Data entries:

--------

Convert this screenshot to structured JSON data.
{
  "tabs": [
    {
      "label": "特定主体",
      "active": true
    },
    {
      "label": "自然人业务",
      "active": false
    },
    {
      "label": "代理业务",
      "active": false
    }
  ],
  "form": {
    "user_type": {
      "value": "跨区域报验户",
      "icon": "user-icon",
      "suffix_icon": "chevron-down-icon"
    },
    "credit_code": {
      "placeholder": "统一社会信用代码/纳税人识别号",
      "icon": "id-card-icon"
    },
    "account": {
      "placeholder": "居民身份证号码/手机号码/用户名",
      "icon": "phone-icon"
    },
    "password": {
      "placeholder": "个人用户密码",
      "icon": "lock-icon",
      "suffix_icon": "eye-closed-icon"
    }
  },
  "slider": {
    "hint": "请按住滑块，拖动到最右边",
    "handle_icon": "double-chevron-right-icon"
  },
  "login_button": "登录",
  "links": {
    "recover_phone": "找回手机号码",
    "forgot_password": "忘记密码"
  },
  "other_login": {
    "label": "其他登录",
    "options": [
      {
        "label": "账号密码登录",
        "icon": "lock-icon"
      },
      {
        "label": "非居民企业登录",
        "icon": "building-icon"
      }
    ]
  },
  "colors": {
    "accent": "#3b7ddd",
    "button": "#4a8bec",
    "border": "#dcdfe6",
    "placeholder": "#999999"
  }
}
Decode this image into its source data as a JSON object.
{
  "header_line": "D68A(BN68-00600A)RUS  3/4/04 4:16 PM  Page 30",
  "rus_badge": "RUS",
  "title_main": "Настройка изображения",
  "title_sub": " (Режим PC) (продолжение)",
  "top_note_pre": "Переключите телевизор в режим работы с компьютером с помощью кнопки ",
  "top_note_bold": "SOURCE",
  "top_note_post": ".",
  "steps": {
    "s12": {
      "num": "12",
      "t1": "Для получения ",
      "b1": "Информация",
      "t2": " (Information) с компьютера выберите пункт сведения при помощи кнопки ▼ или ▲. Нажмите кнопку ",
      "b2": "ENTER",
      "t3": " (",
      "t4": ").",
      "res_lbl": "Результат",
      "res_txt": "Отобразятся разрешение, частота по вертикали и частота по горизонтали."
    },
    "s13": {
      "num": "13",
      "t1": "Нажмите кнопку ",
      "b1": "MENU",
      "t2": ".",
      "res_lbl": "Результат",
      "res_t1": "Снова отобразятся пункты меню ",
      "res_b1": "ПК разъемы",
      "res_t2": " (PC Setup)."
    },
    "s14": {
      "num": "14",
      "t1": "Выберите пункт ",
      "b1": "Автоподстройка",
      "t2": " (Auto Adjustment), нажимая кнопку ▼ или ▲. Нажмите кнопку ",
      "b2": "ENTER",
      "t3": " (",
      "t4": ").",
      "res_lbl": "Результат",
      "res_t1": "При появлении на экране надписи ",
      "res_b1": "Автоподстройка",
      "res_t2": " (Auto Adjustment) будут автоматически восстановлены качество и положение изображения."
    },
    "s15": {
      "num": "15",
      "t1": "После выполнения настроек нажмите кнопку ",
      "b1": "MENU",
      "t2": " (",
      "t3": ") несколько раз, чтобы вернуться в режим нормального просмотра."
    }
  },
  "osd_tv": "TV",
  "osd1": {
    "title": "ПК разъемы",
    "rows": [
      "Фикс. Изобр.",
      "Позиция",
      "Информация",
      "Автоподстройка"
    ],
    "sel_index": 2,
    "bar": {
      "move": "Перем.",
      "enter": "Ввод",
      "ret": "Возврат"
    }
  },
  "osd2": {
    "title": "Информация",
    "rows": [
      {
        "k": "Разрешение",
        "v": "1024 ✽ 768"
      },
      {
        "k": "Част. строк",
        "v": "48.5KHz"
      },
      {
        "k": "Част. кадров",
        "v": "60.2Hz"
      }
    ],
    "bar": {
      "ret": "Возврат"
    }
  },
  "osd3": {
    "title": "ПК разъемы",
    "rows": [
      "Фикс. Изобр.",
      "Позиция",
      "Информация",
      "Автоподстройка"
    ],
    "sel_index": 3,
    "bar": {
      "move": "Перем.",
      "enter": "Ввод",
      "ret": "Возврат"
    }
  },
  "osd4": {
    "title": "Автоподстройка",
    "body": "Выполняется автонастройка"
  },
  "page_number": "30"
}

--------

◆ WHAT IS EXPECTED ◆
Reproduce each entry above exactly, keeping every word.

◆ COMPLETE OUTPUT ◆
Convert this screenshot to structured JSON data.
{
  "tabs": [
    {
      "label": "特定主体",
      "active": true
    },
    {
      "label": "自然人业务",
      "active": false
    },
    {
      "label": "代理业务",
      "active": false
    }
  ],
  "form": {
    "user_type": {
      "value": "跨区域报验户",
      "icon": "user-icon",
      "suffix_icon": "chevron-down-icon"
    },
    "credit_code": {
      "placeholder": "统一社会信用代码/纳税人识别号",
      "icon": "id-card-icon"
    },
    "account": {
      "placeholder": "居民身份证号码/手机号码/用户名",
      "icon": "phone-icon"
    },
    "password": {
      "placeholder": "个人用户密码",
      "icon": "lock-icon",
      "suffix_icon": "eye-closed-icon"
    }
  },
  "slider": {
    "hint": "请按住滑块，拖动到最右边",
    "handle_icon": "double-chevron-right-icon"
  },
  "login_button": "登录",
  "links": {
    "recover_phone": "找回手机号码",
    "forgot_password": "忘记密码"
  },
  "other_login": {
    "label": "其他登录",
    "options": [
      {
        "label": "账号密码登录",
        "icon": "lock-icon"
      },
      {
        "label": "非居民企业登录",
        "icon": "building-icon"
      }
    ]
  },
  "colors": {
    "accent": "#3b7ddd",
    "button": "#4a8bec",
    "border": "#dcdfe6",
    "placeholder": "#999999"
  }
}
Decode this image into its source data as a JSON object.
{
  "header_line": "D68A(BN68-00600A)RUS  3/4/04 4:16 PM  Page 30",
  "rus_badge": "RUS",
  "title_main": "Настройка изображения",
  "title_sub": " (Режим PC) (продолжение)",
  "top_note_pre": "Переключите телевизор в режим работы с компьютером с помощью кнопки ",
  "top_note_bold": "SOURCE",
  "top_note_post": ".",
  "steps": {
    "s12": {
      "num": "12",
      "t1": "Для получения ",
      "b1": "Информация",
      "t2": " (Information) с компьютера выберите пункт сведения при помощи кнопки ▼ или ▲. Нажмите кнопку ",
      "b2": "ENTER",
      "t3": " (",
      "t4": ").",
      "res_lbl": "Результат",
      "res_txt": "Отобразятся разрешение, частота по вертикали и частота по горизонтали."
    },
    "s13": {
      "num": "13",
      "t1": "Нажмите кнопку ",
      "b1": "MENU",
      "t2": ".",
      "res_lbl": "Результат",
      "res_t1": "Снова отобразятся пункты меню ",
      "res_b1": "ПК разъемы",
      "res_t2": " (PC Setup)."
    },
    "s14": {
      "num": "14",
      "t1": "Выберите пункт ",
      "b1": "Автоподстройка",
      "t2": " (Auto Adjustment), нажимая кнопку ▼ или ▲. Нажмите кнопку ",
      "b2": "ENTER",
      "t3": " (",
      "t4": ").",
      "res_lbl": "Результат",
      "res_t1": "При появлении на экране надписи ",
      "res_b1": "Автоподстройка",
      "res_t2": " (Auto Adjustment) будут автоматически восстановлены качество и положение изображения."
    },
    "s15": {
      "num": "15",
      "t1": "После выполнения настроек нажмите кнопку ",
      "b1": "MENU",
      "t2": " (",
      "t3": ") несколько раз, чтобы вернуться в режим нормального просмотра."
    }
  },
  "osd_tv": "TV",
  "osd1": {
    "title": "ПК разъемы",
    "rows": [
      "Фикс. Изобр.",
      "Позиция",
      "Информация",
      "Автоподстройка"
    ],
    "sel_index": 2,
    "bar": {
      "move": "Перем.",
      "enter": "Ввод",
      "ret": "Возврат"
    }
  },
  "osd2": {
    "title": "Информация",
    "rows": [
      {
        "k": "Разрешение",
        "v": "1024 ✽ 768"
      },
      {
        "k": "Част. строк",
        "v": "48.5KHz"
      },
      {
        "k": "Част. кадров",
        "v": "60.2Hz"
      }
    ],
    "bar": {
      "ret": "Возврат"
    }
  },
  "osd3": {
    "title": "ПК разъемы",
    "rows": [
      "Фикс. Изобр.",
      "Позиция",
      "Информация",
      "Автоподстройка"
    ],
    "sel_index": 3,
    "bar": {
      "move": "Перем.",
      "enter": "Ввод",
      "ret": "Возврат"
    }
  },
  "osd4": {
    "title": "Автоподстройка",
    "body": "Выполняется автонастройка"
  },
  "page_number": "30"
}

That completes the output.